* START Entries provided *

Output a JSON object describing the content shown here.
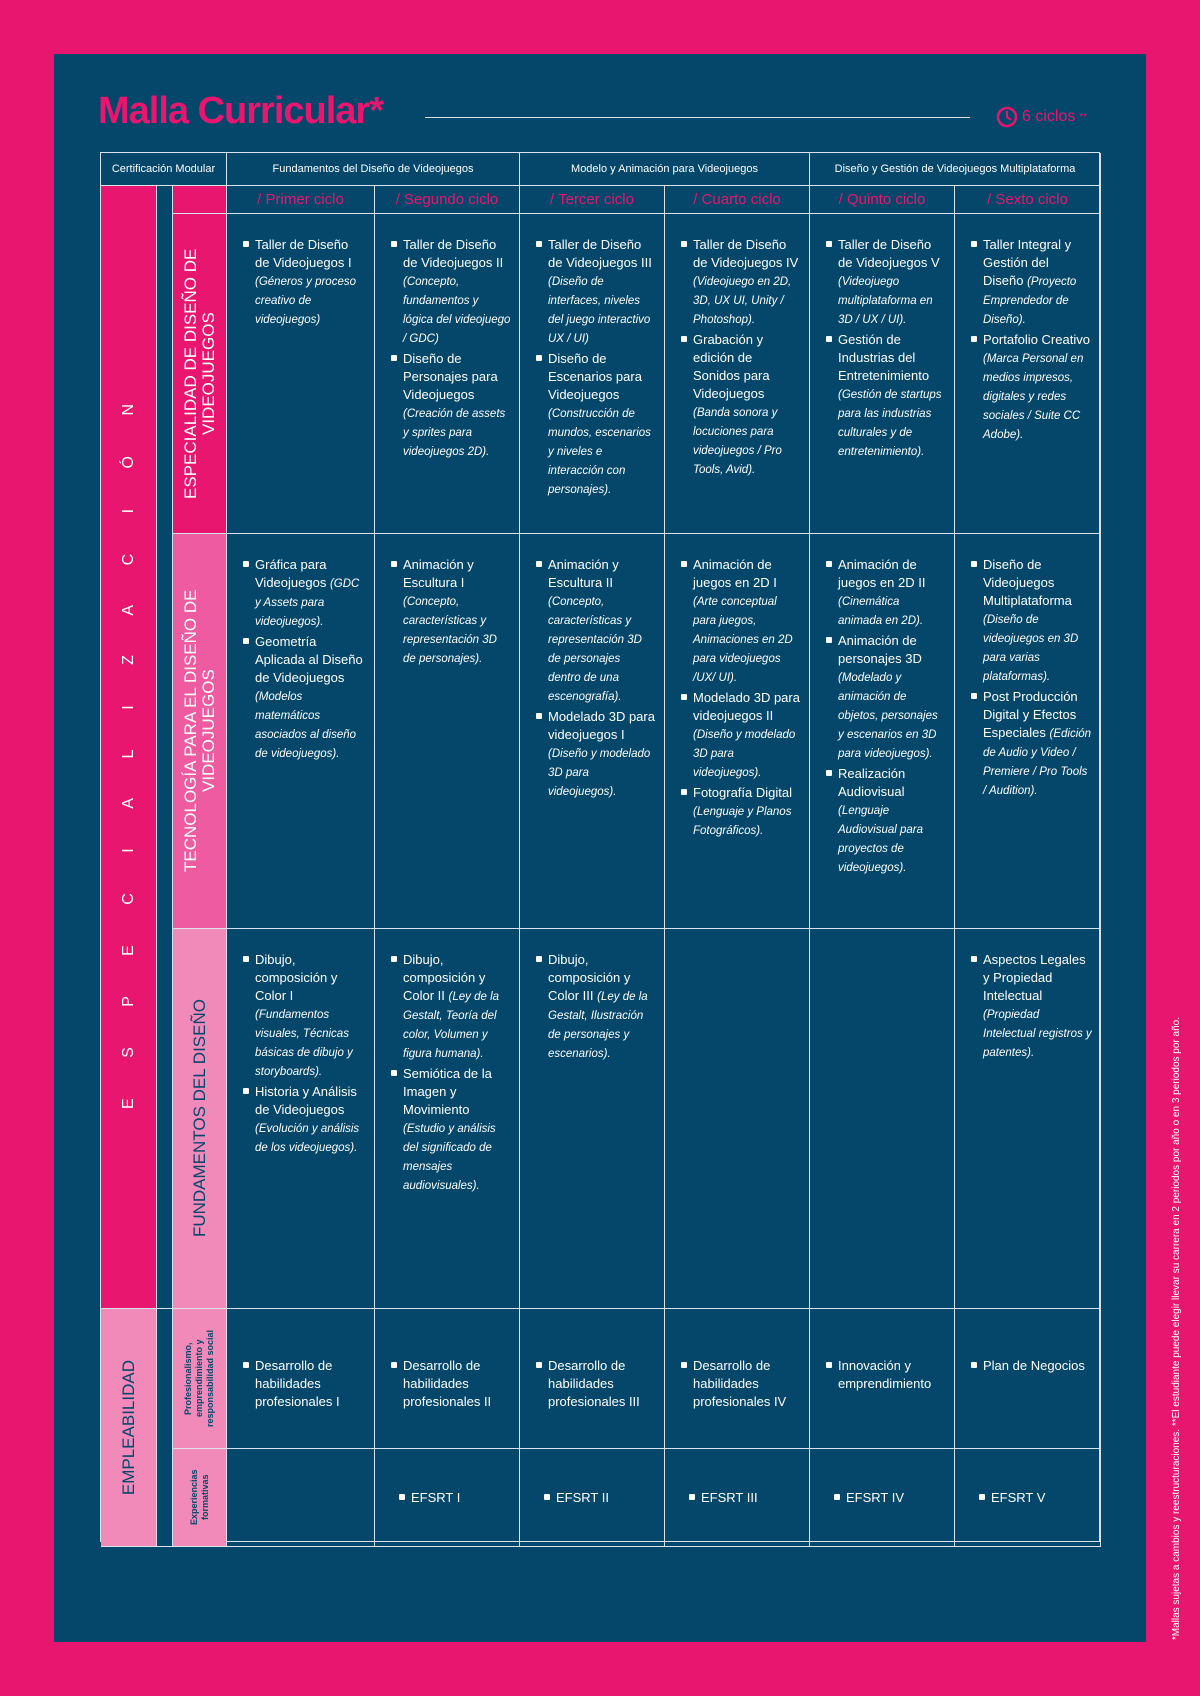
{
  "header": {
    "title": "Malla Curricular*",
    "duration_icon": "clock-icon",
    "duration": "6 ciclos",
    "duration_mark": "**"
  },
  "table": {
    "cert_label": "Certificación Modular",
    "certifications": [
      "Fundamentos del Diseño de Videojuegos",
      "Modelo y Animación para Videojuegos",
      "Diseño y Gestión de Videojuegos Multiplataforma"
    ],
    "cycles": [
      "/ Primer ciclo",
      "/ Segundo ciclo",
      "/ Tercer ciclo",
      "/ Cuarto ciclo",
      "/ Quinto ciclo",
      "/ Sexto ciclo"
    ],
    "groups": {
      "especializacion": "E S P E C I A L I Z A C I Ó N",
      "empleabilidad": "EMPLEABILIDAD"
    },
    "rows": [
      {
        "label": "ESPECIALIDAD DE DISEÑO DE VIDEOJUEGOS",
        "cells": [
          [
            {
              "t": "Taller de Diseño de Videojuegos I",
              "d": "(Géneros y proceso creativo de videojuegos)"
            }
          ],
          [
            {
              "t": "Taller de Diseño de Videojuegos II",
              "d": "(Concepto, fundamentos y lógica del videojuego / GDC)"
            },
            {
              "t": "Diseño de Personajes para Videojuegos",
              "d": "(Creación de assets y sprites para videojuegos 2D)."
            }
          ],
          [
            {
              "t": "Taller de Diseño de Videojuegos III",
              "d": "(Diseño de interfaces, niveles del juego interactivo UX / UI)"
            },
            {
              "t": "Diseño de Escenarios para Videojuegos",
              "d": "(Construcción de mundos, escenarios y niveles e interacción con personajes)."
            }
          ],
          [
            {
              "t": "Taller de Diseño de Videojuegos IV",
              "d": "(Videojuego en 2D, 3D, UX UI, Unity / Photoshop)."
            },
            {
              "t": "Grabación y edición de Sonidos para Videojuegos",
              "d": "(Banda sonora y locuciones para videojuegos / Pro Tools, Avid)."
            }
          ],
          [
            {
              "t": "Taller de Diseño de Videojuegos V",
              "d": "(Videojuego multiplataforma en 3D / UX / UI)."
            },
            {
              "t": "Gestión de Industrias del Entretenimiento",
              "d": "(Gestión de startups para las industrias culturales y de entretenimiento)."
            }
          ],
          [
            {
              "t": "Taller Integral y Gestión del Diseño",
              "d": "(Proyecto Emprendedor de Diseño)."
            },
            {
              "t": "Portafolio Creativo",
              "d": "(Marca Personal en medios impresos, digitales y redes sociales / Suite CC Adobe)."
            }
          ]
        ]
      },
      {
        "label": "TECNOLOGÍA PARA EL DISEÑO DE VIDEOJUEGOS",
        "cells": [
          [
            {
              "t": "Gráfica para Videojuegos",
              "d": "(GDC y Assets para videojuegos)."
            },
            {
              "t": "Geometría Aplicada al Diseño de Videojuegos",
              "d": "(Modelos matemáticos asociados al diseño de videojuegos)."
            }
          ],
          [
            {
              "t": "Animación y Escultura I",
              "d": "(Concepto, características y representación 3D de personajes)."
            }
          ],
          [
            {
              "t": "Animación y Escultura II",
              "d": "(Concepto, características y representación 3D de personajes dentro de una escenografía)."
            },
            {
              "t": "Modelado 3D para videojuegos I",
              "d": "(Diseño y modelado 3D para videojuegos)."
            }
          ],
          [
            {
              "t": "Animación de juegos en 2D I",
              "d": "(Arte conceptual para juegos, Animaciones en 2D para videojuegos /UX/ UI)."
            },
            {
              "t": "Modelado 3D para videojuegos II",
              "d": "(Diseño y modelado 3D para videojuegos)."
            },
            {
              "t": "Fotografía Digital",
              "d": "(Lenguaje y Planos Fotográficos)."
            }
          ],
          [
            {
              "t": "Animación de juegos en 2D II",
              "d": "(Cinemática animada en 2D)."
            },
            {
              "t": "Animación de personajes 3D",
              "d": "(Modelado y animación de objetos, personajes y escenarios en 3D para videojuegos)."
            },
            {
              "t": "Realización Audiovisual",
              "d": "(Lenguaje Audiovisual para proyectos de videojuegos)."
            }
          ],
          [
            {
              "t": "Diseño de Videojuegos Multiplataforma",
              "d": "(Diseño de videojuegos en 3D para varias plataformas)."
            },
            {
              "t": "Post Producción Digital y Efectos Especiales",
              "d": "(Edición de Audio y Video / Premiere / Pro Tools / Audition)."
            }
          ]
        ]
      },
      {
        "label": "FUNDAMENTOS DEL DISEÑO",
        "cells": [
          [
            {
              "t": "Dibujo, composición y Color I",
              "d": "(Fundamentos visuales, Técnicas básicas de dibujo y storyboards)."
            },
            {
              "t": "Historia y Análisis de Videojuegos",
              "d": "(Evolución y análisis de los videojuegos)."
            }
          ],
          [
            {
              "t": "Dibujo, composición y Color II",
              "d": "(Ley de la Gestalt, Teoría del color, Volumen y figura humana)."
            },
            {
              "t": "Semiótica de la Imagen y Movimiento",
              "d": "(Estudio y análisis del significado de mensajes audiovisuales)."
            }
          ],
          [
            {
              "t": "Dibujo, composición y Color III",
              "d": "(Ley de la Gestalt, Ilustración de personajes y escenarios)."
            }
          ],
          [],
          [],
          [
            {
              "t": "Aspectos Legales y Propiedad Intelectual",
              "d": "(Propiedad Intelectual registros y patentes)."
            }
          ]
        ]
      },
      {
        "label": "Profesionalismo, emprendimiento y responsabilidad social",
        "cells": [
          [
            {
              "t": "Desarrollo de habilidades profesionales I",
              "d": ""
            }
          ],
          [
            {
              "t": "Desarrollo de habilidades profesionales II",
              "d": ""
            }
          ],
          [
            {
              "t": "Desarrollo de habilidades profesionales III",
              "d": ""
            }
          ],
          [
            {
              "t": "Desarrollo de habilidades profesionales IV",
              "d": ""
            }
          ],
          [
            {
              "t": "Innovación y emprendimiento",
              "d": ""
            }
          ],
          [
            {
              "t": "Plan de Negocios",
              "d": ""
            }
          ]
        ]
      },
      {
        "label": "Experiencias formativas",
        "cells": [
          [],
          [
            {
              "t": "EFSRT I",
              "d": ""
            }
          ],
          [
            {
              "t": "EFSRT II",
              "d": ""
            }
          ],
          [
            {
              "t": "EFSRT III",
              "d": ""
            }
          ],
          [
            {
              "t": "EFSRT IV",
              "d": ""
            }
          ],
          [
            {
              "t": "EFSRT V",
              "d": ""
            }
          ]
        ]
      }
    ]
  },
  "footnote": "*Mallas sujetas a cambios y reestructuraciones. **El estudiante puede elegir llevar su carrera en 2 periodos por año o en 3 periodos por año.",
  "colors": {
    "background": "#e8166f",
    "panel": "#04476b",
    "accent": "#e8166f",
    "row_pink_1": "#e8166f",
    "row_pink_2": "#ee5ba0",
    "row_pink_3": "#f189b9"
  }
}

* END Entries provided *

Using the entries above, return each line that includes the word "características".

              "d": "(Concepto, características y representación 3D de personajes)."
              "d": "(Concepto, características y representación 3D de personajes dentro de una escenografía)."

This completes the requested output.